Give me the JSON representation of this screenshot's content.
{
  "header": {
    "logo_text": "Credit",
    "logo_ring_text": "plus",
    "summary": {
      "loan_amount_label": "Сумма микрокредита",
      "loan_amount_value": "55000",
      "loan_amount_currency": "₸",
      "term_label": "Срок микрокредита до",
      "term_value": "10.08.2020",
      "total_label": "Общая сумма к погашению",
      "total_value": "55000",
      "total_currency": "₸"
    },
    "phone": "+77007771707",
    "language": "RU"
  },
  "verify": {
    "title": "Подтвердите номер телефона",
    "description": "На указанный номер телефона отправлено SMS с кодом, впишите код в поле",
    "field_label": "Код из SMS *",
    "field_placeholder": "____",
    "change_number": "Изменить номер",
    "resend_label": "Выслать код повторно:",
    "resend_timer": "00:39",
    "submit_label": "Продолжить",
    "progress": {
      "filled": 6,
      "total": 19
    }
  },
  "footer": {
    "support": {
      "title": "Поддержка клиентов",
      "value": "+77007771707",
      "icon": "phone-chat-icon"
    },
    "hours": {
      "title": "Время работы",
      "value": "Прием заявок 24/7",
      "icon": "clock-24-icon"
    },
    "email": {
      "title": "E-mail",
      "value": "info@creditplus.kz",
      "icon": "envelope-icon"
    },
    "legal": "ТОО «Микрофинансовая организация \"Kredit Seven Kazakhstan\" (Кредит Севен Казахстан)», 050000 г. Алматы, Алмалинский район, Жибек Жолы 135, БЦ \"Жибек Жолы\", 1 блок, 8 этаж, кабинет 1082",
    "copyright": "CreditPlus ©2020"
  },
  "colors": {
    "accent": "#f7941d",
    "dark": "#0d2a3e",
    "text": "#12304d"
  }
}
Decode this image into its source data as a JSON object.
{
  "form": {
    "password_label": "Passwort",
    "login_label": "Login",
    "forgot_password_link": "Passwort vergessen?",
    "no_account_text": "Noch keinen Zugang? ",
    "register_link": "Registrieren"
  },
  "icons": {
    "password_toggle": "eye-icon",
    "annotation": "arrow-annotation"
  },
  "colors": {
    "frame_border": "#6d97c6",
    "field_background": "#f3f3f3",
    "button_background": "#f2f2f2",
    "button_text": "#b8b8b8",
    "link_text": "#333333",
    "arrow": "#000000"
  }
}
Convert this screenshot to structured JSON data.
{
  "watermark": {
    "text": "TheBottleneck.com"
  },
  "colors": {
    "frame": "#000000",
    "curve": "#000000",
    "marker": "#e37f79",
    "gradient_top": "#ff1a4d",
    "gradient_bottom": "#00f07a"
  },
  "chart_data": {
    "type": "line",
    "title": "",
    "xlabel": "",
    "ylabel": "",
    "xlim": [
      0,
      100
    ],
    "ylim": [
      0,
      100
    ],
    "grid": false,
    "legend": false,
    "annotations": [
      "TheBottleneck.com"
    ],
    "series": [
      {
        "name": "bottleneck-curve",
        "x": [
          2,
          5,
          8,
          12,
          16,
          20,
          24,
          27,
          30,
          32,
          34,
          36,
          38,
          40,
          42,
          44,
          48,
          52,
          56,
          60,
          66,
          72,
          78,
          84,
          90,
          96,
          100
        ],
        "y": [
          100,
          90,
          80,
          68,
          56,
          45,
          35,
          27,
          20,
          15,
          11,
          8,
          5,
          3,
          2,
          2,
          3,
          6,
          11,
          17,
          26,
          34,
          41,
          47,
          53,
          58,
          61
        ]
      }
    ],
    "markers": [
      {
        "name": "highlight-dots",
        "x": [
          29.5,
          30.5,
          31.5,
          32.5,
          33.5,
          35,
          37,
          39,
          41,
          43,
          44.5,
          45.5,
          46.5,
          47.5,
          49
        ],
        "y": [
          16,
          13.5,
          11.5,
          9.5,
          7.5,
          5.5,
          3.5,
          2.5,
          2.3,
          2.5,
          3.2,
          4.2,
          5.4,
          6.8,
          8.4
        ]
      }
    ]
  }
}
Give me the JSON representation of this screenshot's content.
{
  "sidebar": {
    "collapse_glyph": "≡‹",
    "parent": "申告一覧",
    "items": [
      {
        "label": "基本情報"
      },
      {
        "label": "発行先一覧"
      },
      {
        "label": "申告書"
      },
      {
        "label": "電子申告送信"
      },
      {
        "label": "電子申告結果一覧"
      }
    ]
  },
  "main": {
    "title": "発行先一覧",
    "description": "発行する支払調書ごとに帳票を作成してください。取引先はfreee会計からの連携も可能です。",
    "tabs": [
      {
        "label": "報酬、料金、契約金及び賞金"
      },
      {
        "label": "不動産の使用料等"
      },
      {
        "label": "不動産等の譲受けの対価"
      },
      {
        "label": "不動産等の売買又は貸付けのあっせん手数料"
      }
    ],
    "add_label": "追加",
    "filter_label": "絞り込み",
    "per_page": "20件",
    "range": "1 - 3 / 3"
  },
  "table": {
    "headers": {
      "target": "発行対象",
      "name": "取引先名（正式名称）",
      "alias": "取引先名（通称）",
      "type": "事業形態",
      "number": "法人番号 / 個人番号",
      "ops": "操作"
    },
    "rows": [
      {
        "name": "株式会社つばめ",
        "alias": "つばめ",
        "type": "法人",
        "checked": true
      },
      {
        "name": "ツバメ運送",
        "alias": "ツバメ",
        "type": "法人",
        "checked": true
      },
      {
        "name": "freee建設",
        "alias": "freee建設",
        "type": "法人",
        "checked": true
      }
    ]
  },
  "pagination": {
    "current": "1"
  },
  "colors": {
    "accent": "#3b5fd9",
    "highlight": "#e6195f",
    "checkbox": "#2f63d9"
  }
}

> _What you should do_:
Report how many lines in these entries contain "description". Answer with the number only.

> _Result_:
2